EXERCISE TEXT:
-- Opening Marker --
At the risk of repeating myself, here goes.....and this is going to be straight forward matey, so buckle up....
I get it - your heart is breaking. Most of us oldies - and youngies - have been through this. We know what you are going through. You probably think: nobody could possibly know my situation, or what it is like to be experiencing all of this. But we do know - that's why we are all trying to help you.
I have personally counselled sooo many people like you who are in toxic relationships - and yes, this is the start of a toxic relationship.
Many people in your situation just want validation for what you are saying & posting. You WANT someone to agree & empathise/sympathise with you. Also people in your situation, love being in your situation - the heartbroken, rejected lover/partner (whatever), and you complain to people all over the place - in person, online, at the local coffee shop, in the supermarket, to family and friends. You carry your heartbroken-ness around with you like a badge or like the proverbial martyr; feel sorry for me, help me. You don't want anyone saying: well, she's had it with you matey, she's already told you to leave her alone in plain language, and you STILL write a letter and you're hoping to meet up with her at some stage - you don't want to hear anyone say: She doesn't want you in her life, cry a river, then move on.
Just because she's sent you a text shouldn't give you hope. Maybe she just wanted to be polite - I don't know why, as I don't know her.
Because I tell you, from my experience counselling people, if you continue to contact her, you're just adding fuel onto a fire that is continually dying out, & which will eventually die out. She will meet someone else eventually, & then you will be more heartbroken and crying more, because you can't ever be with her.
People on here are trying to help you in the nicest way possible - but you are just not listening, or even trying to take their oftentimes wiser and been-there-done-that advice.
-- Closing Marker --
DATA UNDER STUDY:
-- Opening Marker --
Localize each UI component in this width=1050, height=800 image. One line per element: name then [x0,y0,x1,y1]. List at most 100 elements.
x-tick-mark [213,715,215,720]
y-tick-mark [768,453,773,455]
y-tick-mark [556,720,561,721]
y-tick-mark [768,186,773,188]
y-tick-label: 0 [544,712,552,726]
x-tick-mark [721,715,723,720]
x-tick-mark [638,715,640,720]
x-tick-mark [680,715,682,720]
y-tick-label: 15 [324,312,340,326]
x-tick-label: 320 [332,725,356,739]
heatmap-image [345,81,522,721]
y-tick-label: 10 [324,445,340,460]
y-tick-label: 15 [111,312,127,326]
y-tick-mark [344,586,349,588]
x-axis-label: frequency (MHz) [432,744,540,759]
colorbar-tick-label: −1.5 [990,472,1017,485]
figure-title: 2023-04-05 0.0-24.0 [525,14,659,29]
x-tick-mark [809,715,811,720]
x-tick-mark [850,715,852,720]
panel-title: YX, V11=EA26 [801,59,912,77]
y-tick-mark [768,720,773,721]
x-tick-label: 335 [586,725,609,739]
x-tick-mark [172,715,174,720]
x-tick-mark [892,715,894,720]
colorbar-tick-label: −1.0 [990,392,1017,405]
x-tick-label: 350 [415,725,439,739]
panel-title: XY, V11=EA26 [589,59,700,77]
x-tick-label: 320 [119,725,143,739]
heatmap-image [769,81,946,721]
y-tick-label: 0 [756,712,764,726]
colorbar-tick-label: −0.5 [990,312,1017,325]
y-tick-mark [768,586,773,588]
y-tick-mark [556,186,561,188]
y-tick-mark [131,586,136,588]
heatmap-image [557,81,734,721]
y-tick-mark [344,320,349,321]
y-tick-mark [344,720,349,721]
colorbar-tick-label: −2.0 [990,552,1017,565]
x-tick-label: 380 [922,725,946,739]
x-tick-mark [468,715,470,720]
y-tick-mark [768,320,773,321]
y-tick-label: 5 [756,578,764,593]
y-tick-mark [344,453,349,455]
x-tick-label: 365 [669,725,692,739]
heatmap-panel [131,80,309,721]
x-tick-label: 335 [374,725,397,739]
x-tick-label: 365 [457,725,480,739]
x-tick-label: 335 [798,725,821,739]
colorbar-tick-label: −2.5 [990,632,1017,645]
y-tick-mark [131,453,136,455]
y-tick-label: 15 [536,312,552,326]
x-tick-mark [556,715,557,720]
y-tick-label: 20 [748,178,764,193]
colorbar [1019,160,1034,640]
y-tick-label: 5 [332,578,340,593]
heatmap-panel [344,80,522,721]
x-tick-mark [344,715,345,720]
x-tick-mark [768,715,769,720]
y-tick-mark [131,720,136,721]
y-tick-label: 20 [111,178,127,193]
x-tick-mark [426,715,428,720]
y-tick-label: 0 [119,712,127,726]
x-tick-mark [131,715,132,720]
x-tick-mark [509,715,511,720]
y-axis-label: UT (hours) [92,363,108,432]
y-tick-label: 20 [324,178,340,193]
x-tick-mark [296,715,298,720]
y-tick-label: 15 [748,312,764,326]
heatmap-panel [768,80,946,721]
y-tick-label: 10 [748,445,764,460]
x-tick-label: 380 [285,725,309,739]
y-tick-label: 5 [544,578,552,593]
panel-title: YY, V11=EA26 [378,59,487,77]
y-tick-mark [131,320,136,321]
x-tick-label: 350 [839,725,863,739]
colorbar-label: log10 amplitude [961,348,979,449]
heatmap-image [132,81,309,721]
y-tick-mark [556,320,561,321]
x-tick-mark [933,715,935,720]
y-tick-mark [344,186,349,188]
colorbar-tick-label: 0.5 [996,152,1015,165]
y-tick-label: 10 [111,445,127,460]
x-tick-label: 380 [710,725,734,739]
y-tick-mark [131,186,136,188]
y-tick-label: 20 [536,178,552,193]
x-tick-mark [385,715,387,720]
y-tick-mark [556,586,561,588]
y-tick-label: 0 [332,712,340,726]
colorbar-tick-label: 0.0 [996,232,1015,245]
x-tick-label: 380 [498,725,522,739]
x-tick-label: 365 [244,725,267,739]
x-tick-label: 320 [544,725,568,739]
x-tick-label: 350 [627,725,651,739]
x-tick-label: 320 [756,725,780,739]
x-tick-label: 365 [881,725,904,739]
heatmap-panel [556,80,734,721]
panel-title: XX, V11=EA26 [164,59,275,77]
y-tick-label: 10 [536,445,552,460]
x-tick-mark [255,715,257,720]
-- Closing Marker --
PROBLEMS TO SOLVE:
[1] Rewrite the advice post starting at "Because I tell" and ending at "and been-there-done-that advice.", changing "fire" to "flame".
[2] Answer these questions about the advice post:
(a) What has the writer personally done for many people in toxic relationships?
(b) What has she sent that the writer says shouldn't give hope?
(c) What two things does the writer compare carrying around one's heartbroken-ness to?

TASK-BY-TASK SOLUTIONS:
[1]
Because I tell you, from my experience counselling people, if you continue to contact her, you're just adding fuel onto a flame that is continually dying out, & which will eventually die out. She will meet someone else eventually, & then you will be more heartbroken and crying more, because you can't ever be with her.
People on here are trying to help you in the nicest way possible - but you are just not listening, or even trying to take their oftentimes wiser and been-there-done-that advice.

[2]
(a) The writer has counselled many people in toxic relationships.
(b) She has sent a text.
(c) The writer compares it to carrying a badge and to being the proverbial martyr.